* start Listed entries *
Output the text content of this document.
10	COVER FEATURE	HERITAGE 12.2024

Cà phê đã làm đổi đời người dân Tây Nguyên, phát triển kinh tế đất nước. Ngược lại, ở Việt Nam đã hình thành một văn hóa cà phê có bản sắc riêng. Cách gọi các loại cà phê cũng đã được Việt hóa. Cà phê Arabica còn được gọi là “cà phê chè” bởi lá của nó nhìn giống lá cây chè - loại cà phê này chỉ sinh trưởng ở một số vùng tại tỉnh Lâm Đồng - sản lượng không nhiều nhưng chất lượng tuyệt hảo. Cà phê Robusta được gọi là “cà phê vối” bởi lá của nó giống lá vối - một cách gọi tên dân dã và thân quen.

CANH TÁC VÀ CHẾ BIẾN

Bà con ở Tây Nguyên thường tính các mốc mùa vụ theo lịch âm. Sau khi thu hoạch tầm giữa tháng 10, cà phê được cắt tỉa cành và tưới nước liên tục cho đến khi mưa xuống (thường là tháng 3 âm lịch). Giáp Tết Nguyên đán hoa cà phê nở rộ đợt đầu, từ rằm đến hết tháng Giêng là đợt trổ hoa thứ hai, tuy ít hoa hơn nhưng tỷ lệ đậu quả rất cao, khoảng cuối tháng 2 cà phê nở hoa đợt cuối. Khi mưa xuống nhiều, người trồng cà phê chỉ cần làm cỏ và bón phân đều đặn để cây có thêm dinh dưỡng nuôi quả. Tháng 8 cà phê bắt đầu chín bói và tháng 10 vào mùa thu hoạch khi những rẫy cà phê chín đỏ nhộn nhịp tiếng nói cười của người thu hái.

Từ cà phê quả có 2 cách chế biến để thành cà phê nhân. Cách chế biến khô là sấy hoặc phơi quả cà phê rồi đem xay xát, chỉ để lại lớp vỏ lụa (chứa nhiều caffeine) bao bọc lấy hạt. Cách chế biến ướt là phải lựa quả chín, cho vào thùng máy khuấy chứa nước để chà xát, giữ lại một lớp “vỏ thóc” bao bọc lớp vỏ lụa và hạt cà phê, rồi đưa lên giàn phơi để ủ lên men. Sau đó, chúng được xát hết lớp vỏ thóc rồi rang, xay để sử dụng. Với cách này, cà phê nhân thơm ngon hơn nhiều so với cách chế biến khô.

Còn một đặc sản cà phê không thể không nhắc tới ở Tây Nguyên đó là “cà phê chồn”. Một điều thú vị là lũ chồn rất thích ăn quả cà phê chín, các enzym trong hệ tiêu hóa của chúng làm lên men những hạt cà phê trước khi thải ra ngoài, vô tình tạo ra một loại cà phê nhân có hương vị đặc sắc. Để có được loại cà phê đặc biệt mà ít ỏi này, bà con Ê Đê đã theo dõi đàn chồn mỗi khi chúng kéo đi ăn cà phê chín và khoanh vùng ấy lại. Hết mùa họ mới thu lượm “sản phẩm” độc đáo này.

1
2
* end Listed entries *
**Given task:**
Return every record above exactly as it appears.

**Reply to the exercise:**
Output the text content of this document.
10	COVER FEATURE	HERITAGE 12.2024

Cà phê đã làm đổi đời người dân Tây Nguyên, phát triển kinh tế đất nước. Ngược lại, ở Việt Nam đã hình thành một văn hóa cà phê có bản sắc riêng. Cách gọi các loại cà phê cũng đã được Việt hóa. Cà phê Arabica còn được gọi là “cà phê chè” bởi lá của nó nhìn giống lá cây chè - loại cà phê này chỉ sinh trưởng ở một số vùng tại tỉnh Lâm Đồng - sản lượng không nhiều nhưng chất lượng tuyệt hảo. Cà phê Robusta được gọi là “cà phê vối” bởi lá của nó giống lá vối - một cách gọi tên dân dã và thân quen.

CANH TÁC VÀ CHẾ BIẾN

Bà con ở Tây Nguyên thường tính các mốc mùa vụ theo lịch âm. Sau khi thu hoạch tầm giữa tháng 10, cà phê được cắt tỉa cành và tưới nước liên tục cho đến khi mưa xuống (thường là tháng 3 âm lịch). Giáp Tết Nguyên đán hoa cà phê nở rộ đợt đầu, từ rằm đến hết tháng Giêng là đợt trổ hoa thứ hai, tuy ít hoa hơn nhưng tỷ lệ đậu quả rất cao, khoảng cuối tháng 2 cà phê nở hoa đợt cuối. Khi mưa xuống nhiều, người trồng cà phê chỉ cần làm cỏ và bón phân đều đặn để cây có thêm dinh dưỡng nuôi quả. Tháng 8 cà phê bắt đầu chín bói và tháng 10 vào mùa thu hoạch khi những rẫy cà phê chín đỏ nhộn nhịp tiếng nói cười của người thu hái.

Từ cà phê quả có 2 cách chế biến để thành cà phê nhân. Cách chế biến khô là sấy hoặc phơi quả cà phê rồi đem xay xát, chỉ để lại lớp vỏ lụa (chứa nhiều caffeine) bao bọc lấy hạt. Cách chế biến ướt là phải lựa quả chín, cho vào thùng máy khuấy chứa nước để chà xát, giữ lại một lớp “vỏ thóc” bao bọc lớp vỏ lụa và hạt cà phê, rồi đưa lên giàn phơi để ủ lên men. Sau đó, chúng được xát hết lớp vỏ thóc rồi rang, xay để sử dụng. Với cách này, cà phê nhân thơm ngon hơn nhiều so với cách chế biến khô.

Còn một đặc sản cà phê không thể không nhắc tới ở Tây Nguyên đó là “cà phê chồn”. Một điều thú vị là lũ chồn rất thích ăn quả cà phê chín, các enzym trong hệ tiêu hóa của chúng làm lên men những hạt cà phê trước khi thải ra ngoài, vô tình tạo ra một loại cà phê nhân có hương vị đặc sắc. Để có được loại cà phê đặc biệt mà ít ỏi này, bà con Ê Đê đã theo dõi đàn chồn mỗi khi chúng kéo đi ăn cà phê chín và khoanh vùng ấy lại. Hết mùa họ mới thu lượm “sản phẩm” độc đáo này.

1
2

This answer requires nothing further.